» **Written instruction**: Collect all lines below with the string "JSON".

» **Excerpts from a figure dataset**:

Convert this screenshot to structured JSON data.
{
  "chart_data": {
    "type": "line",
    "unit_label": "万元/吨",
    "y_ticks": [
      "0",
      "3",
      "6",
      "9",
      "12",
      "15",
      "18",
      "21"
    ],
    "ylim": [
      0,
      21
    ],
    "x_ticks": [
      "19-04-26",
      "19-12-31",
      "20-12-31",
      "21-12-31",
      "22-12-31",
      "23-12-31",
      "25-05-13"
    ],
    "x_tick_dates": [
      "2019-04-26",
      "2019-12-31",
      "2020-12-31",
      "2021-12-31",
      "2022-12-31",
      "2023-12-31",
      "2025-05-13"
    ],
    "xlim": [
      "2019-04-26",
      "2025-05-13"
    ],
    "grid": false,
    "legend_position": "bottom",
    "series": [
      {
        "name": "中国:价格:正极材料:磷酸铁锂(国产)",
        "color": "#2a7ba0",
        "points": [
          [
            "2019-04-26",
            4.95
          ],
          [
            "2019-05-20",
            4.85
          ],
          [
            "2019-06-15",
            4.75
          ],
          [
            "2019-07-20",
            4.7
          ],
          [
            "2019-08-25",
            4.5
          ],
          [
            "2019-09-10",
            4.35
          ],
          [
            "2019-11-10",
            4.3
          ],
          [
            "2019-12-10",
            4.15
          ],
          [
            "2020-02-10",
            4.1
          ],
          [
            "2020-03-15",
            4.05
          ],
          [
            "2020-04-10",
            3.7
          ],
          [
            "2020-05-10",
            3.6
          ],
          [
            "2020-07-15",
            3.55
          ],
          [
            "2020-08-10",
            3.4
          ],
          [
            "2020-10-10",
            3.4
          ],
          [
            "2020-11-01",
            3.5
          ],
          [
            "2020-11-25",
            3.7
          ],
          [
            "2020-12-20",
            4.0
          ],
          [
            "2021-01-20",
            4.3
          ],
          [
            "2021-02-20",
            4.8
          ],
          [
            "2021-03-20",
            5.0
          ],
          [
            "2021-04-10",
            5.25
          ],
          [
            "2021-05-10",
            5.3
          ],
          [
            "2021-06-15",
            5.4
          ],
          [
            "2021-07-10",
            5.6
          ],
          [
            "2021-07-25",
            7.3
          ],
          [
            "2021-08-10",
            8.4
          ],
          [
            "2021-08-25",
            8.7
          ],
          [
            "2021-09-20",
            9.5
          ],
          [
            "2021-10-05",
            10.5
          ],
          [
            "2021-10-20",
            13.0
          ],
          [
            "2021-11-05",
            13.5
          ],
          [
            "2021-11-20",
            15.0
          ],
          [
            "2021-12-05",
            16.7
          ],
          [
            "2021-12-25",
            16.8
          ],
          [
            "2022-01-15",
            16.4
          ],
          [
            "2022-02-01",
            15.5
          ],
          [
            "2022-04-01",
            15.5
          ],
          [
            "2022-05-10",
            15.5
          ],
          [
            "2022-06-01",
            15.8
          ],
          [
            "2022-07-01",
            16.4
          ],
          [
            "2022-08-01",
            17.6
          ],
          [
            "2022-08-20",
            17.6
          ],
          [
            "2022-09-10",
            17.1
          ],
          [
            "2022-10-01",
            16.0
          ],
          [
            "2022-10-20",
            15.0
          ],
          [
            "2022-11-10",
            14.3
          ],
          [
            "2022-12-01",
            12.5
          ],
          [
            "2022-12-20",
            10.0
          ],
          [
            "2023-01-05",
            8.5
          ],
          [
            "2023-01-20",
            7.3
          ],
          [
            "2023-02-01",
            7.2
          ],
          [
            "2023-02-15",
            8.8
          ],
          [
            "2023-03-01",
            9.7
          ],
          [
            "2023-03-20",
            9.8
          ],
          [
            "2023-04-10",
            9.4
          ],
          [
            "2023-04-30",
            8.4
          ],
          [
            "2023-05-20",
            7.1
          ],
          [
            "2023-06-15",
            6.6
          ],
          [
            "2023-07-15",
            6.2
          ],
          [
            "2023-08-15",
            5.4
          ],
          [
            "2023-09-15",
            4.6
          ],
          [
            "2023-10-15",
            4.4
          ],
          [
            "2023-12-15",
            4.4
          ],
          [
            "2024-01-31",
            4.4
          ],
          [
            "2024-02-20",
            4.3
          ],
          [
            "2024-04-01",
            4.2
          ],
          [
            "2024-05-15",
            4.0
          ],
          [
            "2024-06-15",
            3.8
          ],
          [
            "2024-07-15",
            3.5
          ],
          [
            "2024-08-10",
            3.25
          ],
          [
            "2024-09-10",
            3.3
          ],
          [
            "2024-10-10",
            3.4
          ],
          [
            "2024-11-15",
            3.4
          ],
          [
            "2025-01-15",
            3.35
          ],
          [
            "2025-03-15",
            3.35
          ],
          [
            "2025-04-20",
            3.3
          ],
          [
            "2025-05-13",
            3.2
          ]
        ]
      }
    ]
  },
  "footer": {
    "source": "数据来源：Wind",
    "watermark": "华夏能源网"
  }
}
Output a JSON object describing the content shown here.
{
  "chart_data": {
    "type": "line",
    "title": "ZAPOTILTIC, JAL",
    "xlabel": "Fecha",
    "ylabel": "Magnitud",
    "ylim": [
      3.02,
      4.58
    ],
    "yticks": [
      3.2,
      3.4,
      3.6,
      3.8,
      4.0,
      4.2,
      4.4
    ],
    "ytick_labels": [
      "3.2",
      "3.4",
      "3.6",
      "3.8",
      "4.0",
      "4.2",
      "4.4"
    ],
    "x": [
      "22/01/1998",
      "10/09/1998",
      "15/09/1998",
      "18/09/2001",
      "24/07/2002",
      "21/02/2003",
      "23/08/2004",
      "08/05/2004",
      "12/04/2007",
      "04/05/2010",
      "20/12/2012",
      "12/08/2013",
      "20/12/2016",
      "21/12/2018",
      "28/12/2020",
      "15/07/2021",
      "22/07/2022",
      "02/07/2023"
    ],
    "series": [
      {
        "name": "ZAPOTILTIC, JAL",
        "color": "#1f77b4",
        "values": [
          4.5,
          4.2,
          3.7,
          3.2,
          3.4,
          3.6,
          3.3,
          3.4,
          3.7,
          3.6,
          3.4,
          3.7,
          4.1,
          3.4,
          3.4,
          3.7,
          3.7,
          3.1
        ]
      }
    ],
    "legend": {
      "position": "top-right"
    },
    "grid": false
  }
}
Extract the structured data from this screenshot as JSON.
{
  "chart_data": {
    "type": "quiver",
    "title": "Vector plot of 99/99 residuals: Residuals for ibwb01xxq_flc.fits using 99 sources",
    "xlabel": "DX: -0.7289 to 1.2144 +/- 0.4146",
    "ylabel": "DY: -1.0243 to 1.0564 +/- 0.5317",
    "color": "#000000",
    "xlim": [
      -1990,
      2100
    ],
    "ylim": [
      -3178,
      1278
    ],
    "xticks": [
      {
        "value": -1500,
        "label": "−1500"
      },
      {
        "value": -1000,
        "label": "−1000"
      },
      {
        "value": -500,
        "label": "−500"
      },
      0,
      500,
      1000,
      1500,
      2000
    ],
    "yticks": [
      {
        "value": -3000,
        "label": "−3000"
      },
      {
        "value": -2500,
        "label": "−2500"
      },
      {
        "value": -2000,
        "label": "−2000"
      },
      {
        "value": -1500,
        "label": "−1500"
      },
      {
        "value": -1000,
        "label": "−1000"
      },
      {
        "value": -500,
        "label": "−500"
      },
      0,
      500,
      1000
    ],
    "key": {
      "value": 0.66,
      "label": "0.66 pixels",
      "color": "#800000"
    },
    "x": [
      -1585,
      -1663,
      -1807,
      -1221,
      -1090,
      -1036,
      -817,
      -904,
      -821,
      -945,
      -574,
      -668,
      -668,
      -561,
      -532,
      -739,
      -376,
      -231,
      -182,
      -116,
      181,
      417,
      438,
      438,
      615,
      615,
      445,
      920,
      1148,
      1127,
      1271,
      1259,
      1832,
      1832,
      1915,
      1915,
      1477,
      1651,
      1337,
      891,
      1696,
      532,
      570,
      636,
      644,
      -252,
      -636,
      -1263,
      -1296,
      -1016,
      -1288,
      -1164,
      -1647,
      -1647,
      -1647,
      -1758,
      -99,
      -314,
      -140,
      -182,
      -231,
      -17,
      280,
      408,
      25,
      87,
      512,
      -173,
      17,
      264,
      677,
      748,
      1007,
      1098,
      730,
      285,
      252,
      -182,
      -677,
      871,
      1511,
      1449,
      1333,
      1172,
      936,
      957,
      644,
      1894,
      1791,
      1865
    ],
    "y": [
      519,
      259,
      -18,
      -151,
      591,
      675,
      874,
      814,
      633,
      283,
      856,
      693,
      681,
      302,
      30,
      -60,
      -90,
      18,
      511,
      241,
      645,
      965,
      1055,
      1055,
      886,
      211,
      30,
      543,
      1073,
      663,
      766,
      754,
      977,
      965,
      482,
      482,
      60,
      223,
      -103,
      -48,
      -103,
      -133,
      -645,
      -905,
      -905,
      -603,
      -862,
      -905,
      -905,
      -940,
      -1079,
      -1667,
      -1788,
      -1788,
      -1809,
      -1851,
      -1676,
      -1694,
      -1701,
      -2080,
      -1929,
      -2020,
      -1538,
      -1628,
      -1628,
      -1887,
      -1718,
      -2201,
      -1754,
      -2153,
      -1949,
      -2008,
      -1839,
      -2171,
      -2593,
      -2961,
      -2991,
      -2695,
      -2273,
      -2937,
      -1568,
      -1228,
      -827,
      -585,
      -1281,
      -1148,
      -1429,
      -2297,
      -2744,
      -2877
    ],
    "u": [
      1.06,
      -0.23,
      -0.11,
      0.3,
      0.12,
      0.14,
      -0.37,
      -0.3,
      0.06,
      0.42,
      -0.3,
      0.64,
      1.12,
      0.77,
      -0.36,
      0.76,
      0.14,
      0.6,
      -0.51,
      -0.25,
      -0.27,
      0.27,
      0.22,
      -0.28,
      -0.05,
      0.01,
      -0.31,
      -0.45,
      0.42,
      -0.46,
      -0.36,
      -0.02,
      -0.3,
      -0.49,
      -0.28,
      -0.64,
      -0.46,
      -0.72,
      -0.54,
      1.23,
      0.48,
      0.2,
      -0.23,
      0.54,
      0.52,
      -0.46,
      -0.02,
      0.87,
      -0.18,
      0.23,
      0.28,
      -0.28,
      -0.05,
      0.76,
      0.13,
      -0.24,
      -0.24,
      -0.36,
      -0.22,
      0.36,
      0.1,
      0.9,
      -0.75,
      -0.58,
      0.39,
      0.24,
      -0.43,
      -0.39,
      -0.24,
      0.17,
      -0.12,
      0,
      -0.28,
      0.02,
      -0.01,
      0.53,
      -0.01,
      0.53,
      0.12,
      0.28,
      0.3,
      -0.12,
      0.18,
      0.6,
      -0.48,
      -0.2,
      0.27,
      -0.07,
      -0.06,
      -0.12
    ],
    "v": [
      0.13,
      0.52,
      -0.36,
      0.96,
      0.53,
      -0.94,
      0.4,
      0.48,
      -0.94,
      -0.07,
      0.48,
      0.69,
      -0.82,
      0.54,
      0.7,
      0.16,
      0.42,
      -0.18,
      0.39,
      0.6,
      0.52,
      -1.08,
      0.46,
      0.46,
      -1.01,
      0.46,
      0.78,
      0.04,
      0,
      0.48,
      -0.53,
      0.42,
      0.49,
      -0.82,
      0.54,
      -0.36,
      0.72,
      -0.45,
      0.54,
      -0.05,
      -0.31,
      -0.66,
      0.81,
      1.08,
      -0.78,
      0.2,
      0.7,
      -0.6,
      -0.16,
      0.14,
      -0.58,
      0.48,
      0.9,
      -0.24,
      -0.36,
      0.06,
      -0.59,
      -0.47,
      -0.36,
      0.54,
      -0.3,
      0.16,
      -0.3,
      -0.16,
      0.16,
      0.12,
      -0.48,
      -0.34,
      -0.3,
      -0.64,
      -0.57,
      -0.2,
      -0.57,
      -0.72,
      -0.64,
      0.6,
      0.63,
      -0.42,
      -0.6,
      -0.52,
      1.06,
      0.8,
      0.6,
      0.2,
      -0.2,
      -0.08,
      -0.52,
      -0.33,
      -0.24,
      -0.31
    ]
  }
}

» **Answer for the task**:
Convert this screenshot to structured JSON data.
Output a JSON object describing the content shown here.
Extract the structured data from this screenshot as JSON.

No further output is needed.